# [TEXT EXTRACT]
/---
Laura's Blog

Why Write A Trilogy?

- by adminC

April 14, 2015

April has become an exciting month for my latest WWII novel, ACROSS A WAR-TOSSED SEA. The paperback version is now available!

Also released this month is its British edition, published by Usborne and retitled to ACROSS ENEMY SEAS for English audiences. My British editors asked that I write a blog for their webpage, which prompts me to post it here as well. Usborne also created a new cover for their British edition of UNDER A WAR-TORN SKY, just as Hyperion/Disney did for our American edition. Please see below for the wonderful variety in the art department creations!

 

HOW MY WWII “TRILOGY” CAME TO BE

 

One of my greatest delights as an author has been the hunger of UNDER A WAR-TORN SKY’s readers to know more—what happens next to Henry, Pierre, Madame Gaulloise, Claudette, and Patsy. Readers ask with such urgency and obvious affection for the characters!

Its first companion novel, A TROUBLED PEACE, follows Henry to post-war France in answer to readers really really really wanting him to marry Patsy. I was so pleased that even 8th grade boys seemed so worried about this! As a Mom, my gut response was NO! They’re too young! Ha ha. But I needed better reasoning than that for this sequel. Knowing soldiers’ emotional struggles following war, I decided Henry needed to deal with some internal demons before he was ready to get engaged—no matter how much he and Patsy loved one another. Henry suffers PTSD and is haunted by worries over Pierre’s fate, and so goes on a quest to find the little boy who had saved his life. What Henry finds in post-war France is horrifying and makes his search for Pierre even more urgent.

My final companion book, ACROSS A WAR-TOSSED SEA delves into the stateside experience of Patsy and her brothers. But its focus is really on the two London boys who escape the Blitz only to discover a whole new set of issues and challenges in rural Virginia. Never doubt the power of research! This entire novel was sparked by a single paragraph in a compilation of Virginia newspaper articles from the 1940s—stating a church in Richmond was trying to find homes for a number of young British evacuees.

I hadn’t known that thousands of British children braved crossing the wide Atlantic, infested with Nazi U-boats, to find refuge in the States. I tossed that detail into UNDER A WAR-TORN SKY, as a way of showing (rather than telling) the generosity and kindness of Patsy’s farm-poor, Depression-era family. I never expected to explore it further. But later I realized that little known fact presented an intriguing and unique conundrum: what was it like for American families to absorb these strangers into their home, sharing their space, their food, their affections. What would it have been like for British boys traumatized by the war to try to settle into ordinary everyday American life, freed of deadly, nightly air raids, or to coexist with German P.O.W.s working Patsy’s farm or to understand the devastating “separate-but-equal” laws for African Americans.
\---
# [TASK 1]
Copy out the records line for line, from their first line through the line holding "candle-body xyxy=(151,479,165,488)", including both of those lines.
The blog post above and the records below are separate, unrelated material.

# [EXERCISE MATERIAL]
/---
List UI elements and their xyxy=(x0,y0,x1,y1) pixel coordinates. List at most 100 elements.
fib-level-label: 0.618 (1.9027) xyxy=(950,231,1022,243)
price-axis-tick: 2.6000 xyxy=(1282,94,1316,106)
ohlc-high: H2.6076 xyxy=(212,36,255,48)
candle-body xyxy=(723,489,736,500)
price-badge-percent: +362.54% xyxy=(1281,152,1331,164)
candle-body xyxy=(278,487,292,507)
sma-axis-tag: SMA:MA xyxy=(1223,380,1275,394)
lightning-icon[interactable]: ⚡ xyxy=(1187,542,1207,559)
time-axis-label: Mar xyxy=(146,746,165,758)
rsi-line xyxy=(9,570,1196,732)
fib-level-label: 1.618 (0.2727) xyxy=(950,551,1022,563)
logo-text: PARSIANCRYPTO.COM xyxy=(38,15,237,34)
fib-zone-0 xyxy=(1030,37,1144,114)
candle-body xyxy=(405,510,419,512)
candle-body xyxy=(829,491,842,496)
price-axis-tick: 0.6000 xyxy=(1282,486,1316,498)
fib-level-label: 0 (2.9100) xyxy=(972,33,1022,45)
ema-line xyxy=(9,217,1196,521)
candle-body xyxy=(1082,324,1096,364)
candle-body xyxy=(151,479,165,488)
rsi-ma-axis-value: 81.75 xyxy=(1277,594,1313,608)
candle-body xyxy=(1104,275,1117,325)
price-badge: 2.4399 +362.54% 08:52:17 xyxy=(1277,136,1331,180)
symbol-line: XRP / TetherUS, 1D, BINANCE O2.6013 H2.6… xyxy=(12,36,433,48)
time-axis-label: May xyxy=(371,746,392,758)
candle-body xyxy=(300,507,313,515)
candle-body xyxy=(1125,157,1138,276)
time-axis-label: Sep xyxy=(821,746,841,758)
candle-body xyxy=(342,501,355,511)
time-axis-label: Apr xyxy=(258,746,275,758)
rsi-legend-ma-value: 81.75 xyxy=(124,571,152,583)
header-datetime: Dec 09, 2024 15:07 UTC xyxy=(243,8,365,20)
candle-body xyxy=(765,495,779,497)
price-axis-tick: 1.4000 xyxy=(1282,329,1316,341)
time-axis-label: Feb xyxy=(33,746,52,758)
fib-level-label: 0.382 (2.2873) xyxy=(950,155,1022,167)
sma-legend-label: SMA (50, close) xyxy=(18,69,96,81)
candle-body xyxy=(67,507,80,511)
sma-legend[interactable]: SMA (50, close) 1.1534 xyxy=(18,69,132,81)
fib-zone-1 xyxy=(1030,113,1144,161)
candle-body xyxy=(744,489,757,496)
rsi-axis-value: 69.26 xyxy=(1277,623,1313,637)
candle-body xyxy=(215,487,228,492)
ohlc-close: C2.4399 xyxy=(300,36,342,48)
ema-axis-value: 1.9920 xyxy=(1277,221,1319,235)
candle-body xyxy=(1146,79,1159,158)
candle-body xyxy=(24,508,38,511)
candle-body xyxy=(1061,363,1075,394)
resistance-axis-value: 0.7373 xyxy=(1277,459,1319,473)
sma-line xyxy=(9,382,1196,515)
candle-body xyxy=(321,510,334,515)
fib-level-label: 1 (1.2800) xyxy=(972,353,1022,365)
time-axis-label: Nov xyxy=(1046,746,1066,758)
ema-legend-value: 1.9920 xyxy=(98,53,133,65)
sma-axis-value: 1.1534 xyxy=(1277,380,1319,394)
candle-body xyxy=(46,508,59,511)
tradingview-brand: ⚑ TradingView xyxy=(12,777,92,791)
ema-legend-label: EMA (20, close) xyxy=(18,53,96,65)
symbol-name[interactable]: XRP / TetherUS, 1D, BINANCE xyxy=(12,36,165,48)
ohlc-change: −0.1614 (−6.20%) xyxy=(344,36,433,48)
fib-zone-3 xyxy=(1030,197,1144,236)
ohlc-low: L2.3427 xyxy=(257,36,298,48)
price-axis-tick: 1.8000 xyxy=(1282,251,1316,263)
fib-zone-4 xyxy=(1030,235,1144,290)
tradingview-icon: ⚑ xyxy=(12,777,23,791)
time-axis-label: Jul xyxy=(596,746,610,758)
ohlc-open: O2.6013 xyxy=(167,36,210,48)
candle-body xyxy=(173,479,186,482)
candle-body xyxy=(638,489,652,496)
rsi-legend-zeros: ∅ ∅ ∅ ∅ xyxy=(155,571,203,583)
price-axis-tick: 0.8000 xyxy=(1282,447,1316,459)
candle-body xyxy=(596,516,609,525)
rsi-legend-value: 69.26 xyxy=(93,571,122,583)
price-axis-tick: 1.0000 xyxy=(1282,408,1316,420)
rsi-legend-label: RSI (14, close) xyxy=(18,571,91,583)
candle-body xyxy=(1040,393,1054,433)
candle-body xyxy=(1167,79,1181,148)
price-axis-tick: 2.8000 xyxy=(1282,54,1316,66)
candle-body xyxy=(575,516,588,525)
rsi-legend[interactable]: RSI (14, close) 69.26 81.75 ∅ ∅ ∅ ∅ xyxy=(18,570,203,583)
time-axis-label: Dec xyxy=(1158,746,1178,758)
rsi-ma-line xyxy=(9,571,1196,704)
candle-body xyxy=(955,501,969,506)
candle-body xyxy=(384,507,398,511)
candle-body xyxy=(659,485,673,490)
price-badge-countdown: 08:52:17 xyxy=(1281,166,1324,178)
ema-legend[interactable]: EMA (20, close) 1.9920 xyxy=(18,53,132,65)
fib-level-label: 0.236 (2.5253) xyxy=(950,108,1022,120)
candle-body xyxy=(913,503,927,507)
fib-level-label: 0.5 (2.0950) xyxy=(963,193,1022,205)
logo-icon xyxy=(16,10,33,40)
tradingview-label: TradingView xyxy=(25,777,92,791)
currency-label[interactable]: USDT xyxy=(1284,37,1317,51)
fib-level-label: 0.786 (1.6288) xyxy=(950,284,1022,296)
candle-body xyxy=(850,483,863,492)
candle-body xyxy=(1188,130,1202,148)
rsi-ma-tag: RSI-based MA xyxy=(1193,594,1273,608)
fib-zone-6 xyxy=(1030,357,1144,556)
\---
# [TASK 2]
Write a continuation of the blog post about the WWII trilogy, picking up after its final sentence.

# [FINAL ANSWER 1]
List UI elements and their xyxy=(x0,y0,x1,y1) pixel coordinates. List at most 100 elements.
fib-level-label: 0.618 (1.9027) xyxy=(950,231,1022,243)
price-axis-tick: 2.6000 xyxy=(1282,94,1316,106)
ohlc-high: H2.6076 xyxy=(212,36,255,48)
candle-body xyxy=(723,489,736,500)
price-badge-percent: +362.54% xyxy=(1281,152,1331,164)
candle-body xyxy=(278,487,292,507)
sma-axis-tag: SMA:MA xyxy=(1223,380,1275,394)
lightning-icon[interactable]: ⚡ xyxy=(1187,542,1207,559)
time-axis-label: Mar xyxy=(146,746,165,758)
rsi-line xyxy=(9,570,1196,732)
fib-level-label: 1.618 (0.2727) xyxy=(950,551,1022,563)
logo-text: PARSIANCRYPTO.COM xyxy=(38,15,237,34)
fib-zone-0 xyxy=(1030,37,1144,114)
candle-body xyxy=(405,510,419,512)
candle-body xyxy=(829,491,842,496)
price-axis-tick: 0.6000 xyxy=(1282,486,1316,498)
fib-level-label: 0 (2.9100) xyxy=(972,33,1022,45)
ema-line xyxy=(9,217,1196,521)
candle-body xyxy=(1082,324,1096,364)
candle-body xyxy=(151,479,165,488)

# [FINAL ANSWER 2]
So I devoured evacuee’s memoirs, laughing with the writers about their confusion over our American customs and games, and their delight at things like ice cream and hot showers. I shed tears over their homesickness and their fears for those left behind to suffer the Luftwaffe’s constant bombing. Gathering research for authentic details, I discovered other things I’d never heard of—a top-secret, FAKE airfield outside Richmond, Virginia; Gestapo-like gangs within our German P.O.W camps; and the fact that thousands of American merchant sailors died when their tankers were sunk by Nazi U-boats within view of our East Coast beaches.

(Have any of you sunbathed and enjoyed the ocean waves at Virginia Beach or the Outer Banks or Rehoboth and Bethany beaches or Cape May? Seen cargo ships slip along the horizon? Well, between 1942-44, you might have witnessed one of those boats explode into flames while you were happily building your sand castles. In New York City, Nazi U-Boats regularly trolled the harbor, visible only by their periscopes sliding through the waters.)

Research isn’t just reading, by the way. I believe it should also include going to places in a novel’s settings, experiencing music, clothing, food, etc. of the era. My most moving experiences for UNDER A WAR-TORN SKY came standing in Churchill’s War Rooms in London and in small museums about Resistance groups in France’s Vercors and Morvan regions. For ACROSS A WAR-TOSSED SEA, I reconnected to Tidewater Virginia, the James River, that mellifluous drawl of true Old Dominion natives, and the farming world of my father’s youth. I spent a lovely afternoon with my cousins exploring Curl’s Neck, a question-mark bit of land that is a rich haven for waterfowl. I stood in seas of knee-high winter wheat, inhaling that delicious, slightly briny air, watching hawks and eagles circle above. I stood on the bluffs of Shirley Plantation, overlooking the James where it suddenly expands from a relatively placid waterway to a surging, dangerous two-mile-wide river, coursing with ever-changing tidal currents.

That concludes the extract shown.